PASSAGE GIVEN -

━━━━━━━━

CHOSSA: A Meta-Ethnicity Celebrating a Global Black and African Awareness
Black people are not a monolith. How many times have we heard that statement? While it’s true, most often we hear it within the context of noting that we have a variety of different interests, opinions, thoughts and ideas. I’m with all of that and I’m also with emphasizing that we don’t all have the same history or ways of being. We know this, of course, but it is sometimes easy to forget as we all snuggle together under a blissful blanket of Blackness. This is, however, precisely why I use the word CHOSSA to specifically describe the Children of Stolen & Sold Africans.

This word applies to all of us in the Diaspora who, despite the languages we speak or our uniquely different cultural traditions, all come from the same experience. Stolen from Africa, our ancestors were forced to labor solely for the benefit of Europeans who also sought to literally destroy their humanity in the process. Oh, but how our ancestors survived!
Through the sacrifices of our people, a meta-ethnicity has formed. CHOSSA is who we are. Regardless of our different languages, our different passports, our different cultural traditions, our varying hues or the particulars of how and where our ancestors were abused, we celebrate the impressive resistance and resilience which kept them alive.

Meta-ethnicity is a relatively recent term (or neologism) occasionally used in academic literature or public discourse on ethnic studies. It describes a level of commonality that is wider (“meta-”) and more general (i.e., might differ on specifics) than ethnicity, but does not necessarily correspond to (and may actually transcend) nation or nationality. In colloquial discourse, it usually signifies a larger group of related ethnic groups who identify with each other.
I’ll admit that when I first created the word CHOSSA, I had no idea what a meta-ethnicity was. A fellow CHOSSA who goes by the name @RGShalom whom I have the pleasure of knowing through Instagram recently hipped me to the meta-ethnicity concept. As it applies to CHOSSA, it was like another set of hands kneading and shaping and caressing a lexeme that celebrates who we are. All of us are Black, yes. But as a word, CHOSSA, speaks to the meta analysis of how our collective Blackness came to be. Everyone has a story to tell and CHOSSA is exclusively ours.
This meta-ethnicity has no borders. CHOSSA are Haitian, Jamaican, Brazilian, Belizean, Mexican, Guyanese, Dominican, American and more. We are everywhere because we are CHOSSA. Had it not been for the displacement of our forebears, we would be Yoruba, Ewe, Bakongo, Krobo, Ashanti, Mende, Fon and so forth. Our ancestors were not Black when they were forced aboard those ships. They weren’t even African! They weren’t either of these before Europeans entered their lands and began defining them through their own points of view.
Most of what we know of their lives before they were taken into captivity has been lost or — more accurately — erased from their and our memory. Even their genealogy has been jumbled as the forced, coerced and natural mixing of people has made it impossible to identify ourselves by just one people group on the Continent (I purposely avoid using the word ‘tribe’). The remaining truth is we are born of many!

━━━━━━━━

DATA BLOCK -
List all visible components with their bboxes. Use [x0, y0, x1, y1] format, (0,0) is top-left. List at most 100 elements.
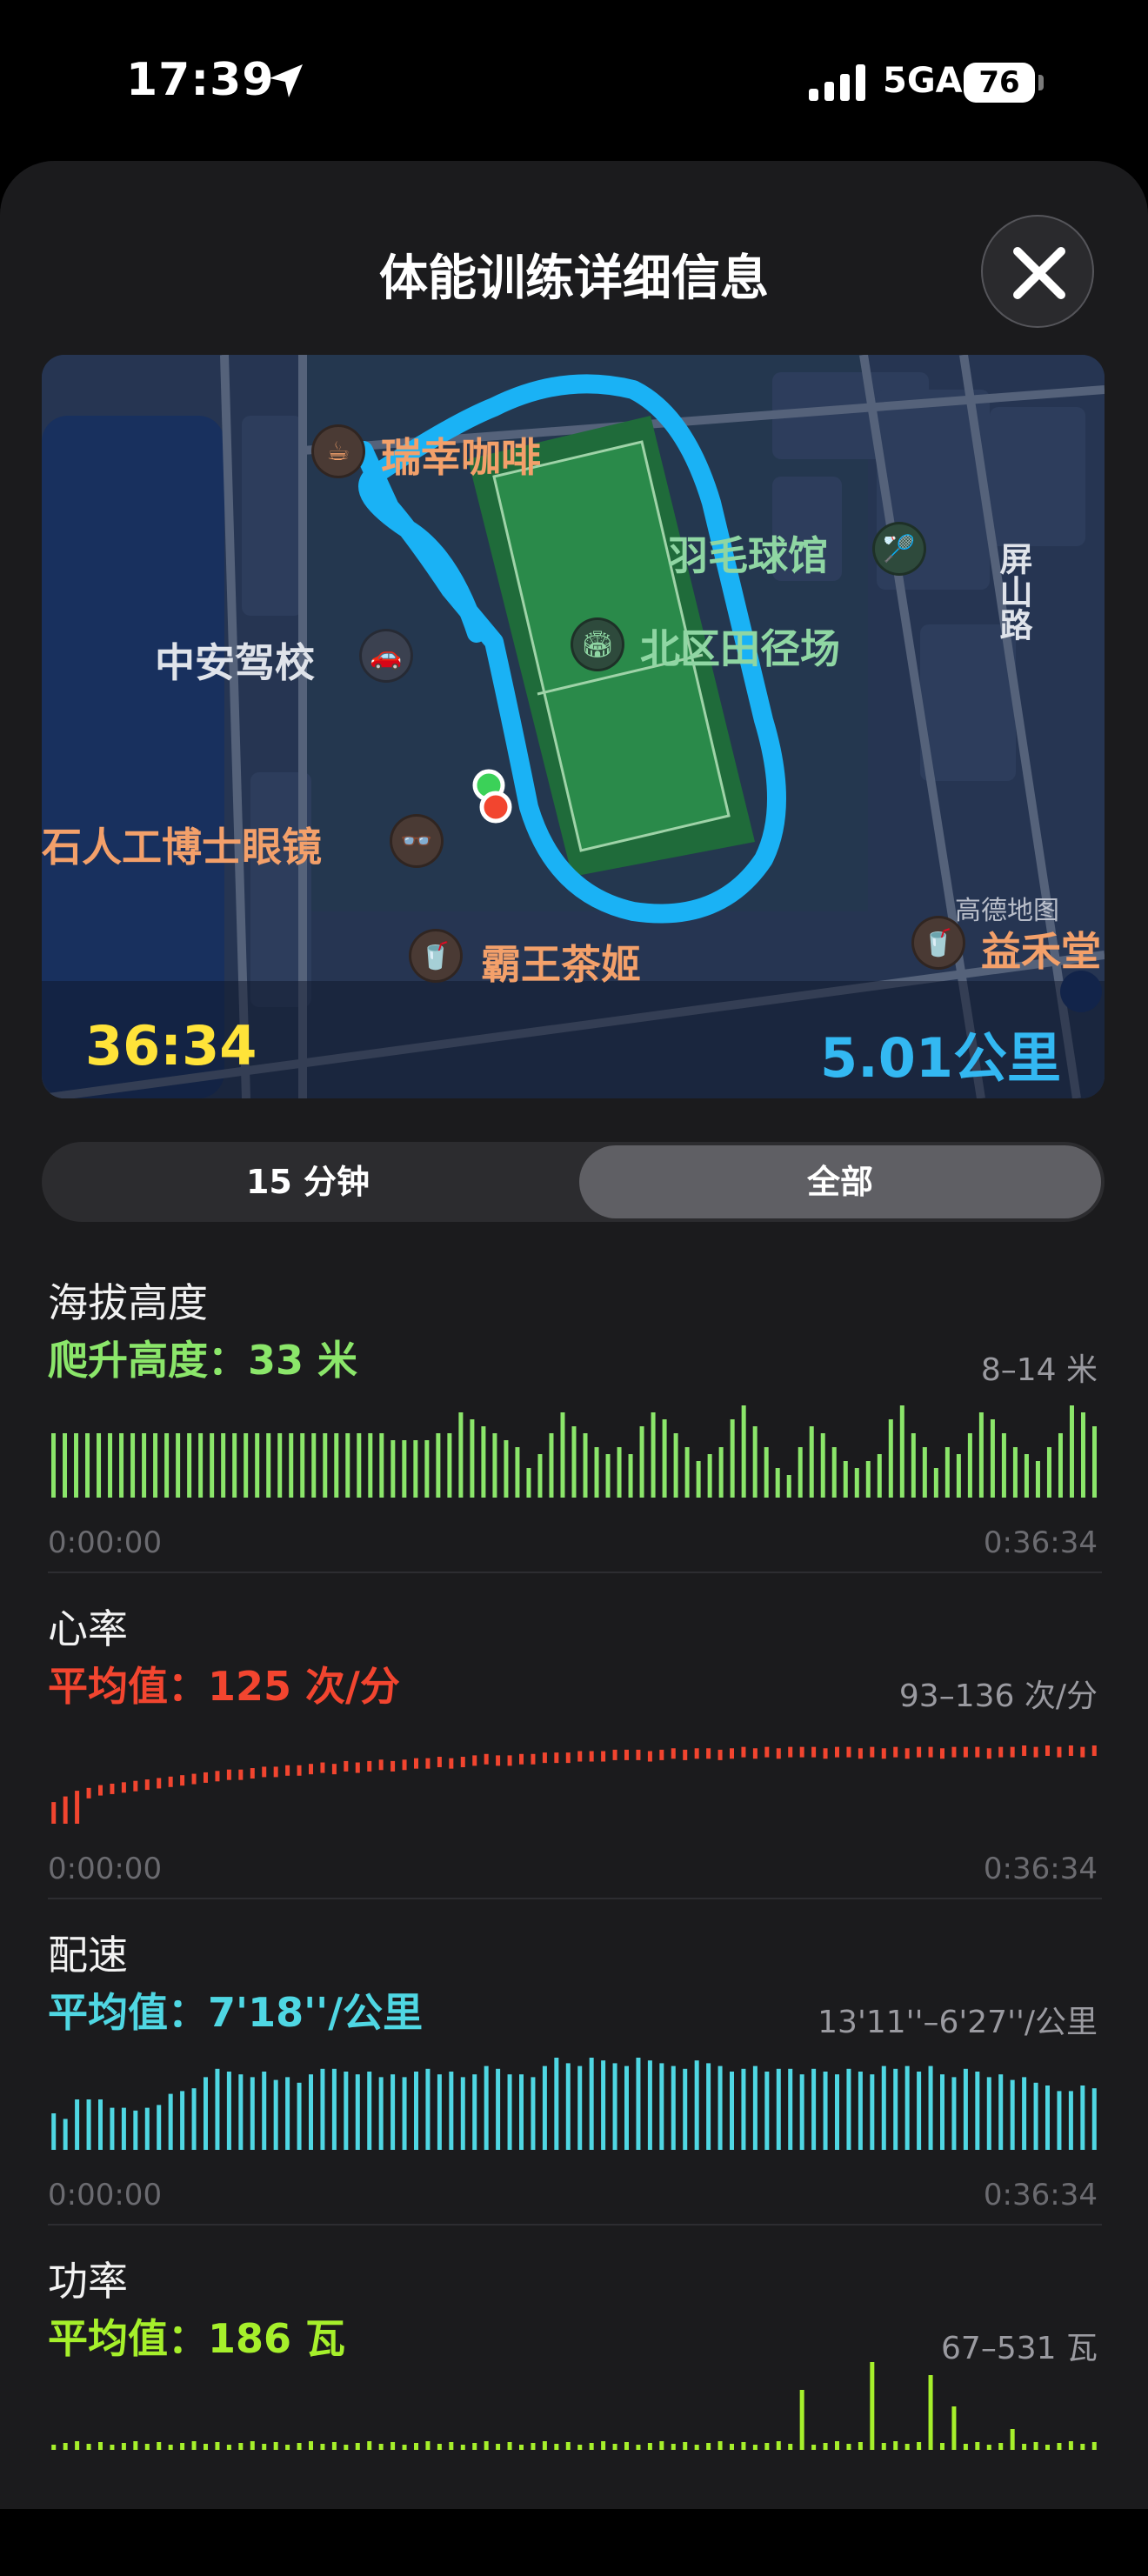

━━━━━━━━

Pick up the essay on the word CHOSSA after its final sentence and write the next passage in the same voice.

CHOSSA Are Borderless and Tribeless Africans
So all borders have been erased from our memories and our bloodlines. The result is that we are a unique type of African. One void of tribalism while wholly embracing our Africanness like a blank canvas ready to receive every magnificent stroke of Africa’s brush. We long to explore ourselves as African beings and to rest in the arms of our Motherland as we literally are the ancestors finally coming home.
We Rep an Unrivaled and Incomparable Layer of Black Africans
Though we come in a variety of hues and physical features, we want the world to know we are still Black, still African and all beautiful. CHOSSA as a meta-ethnicity is a celebration of survival and hope. As Africa’s proud children, regardless of where we were born, we are one. Bound by the horrific experiences our ancestors endured and survived, WE ARE ONE. The word CHOSSA is but a baby step in our realization process as we take the time to come together and harness the power inherent in our numbers, our abilities and the awareness that we are part of a broad group of Africans outside of the Continent uniquely positioned to help Mama Africa thrive.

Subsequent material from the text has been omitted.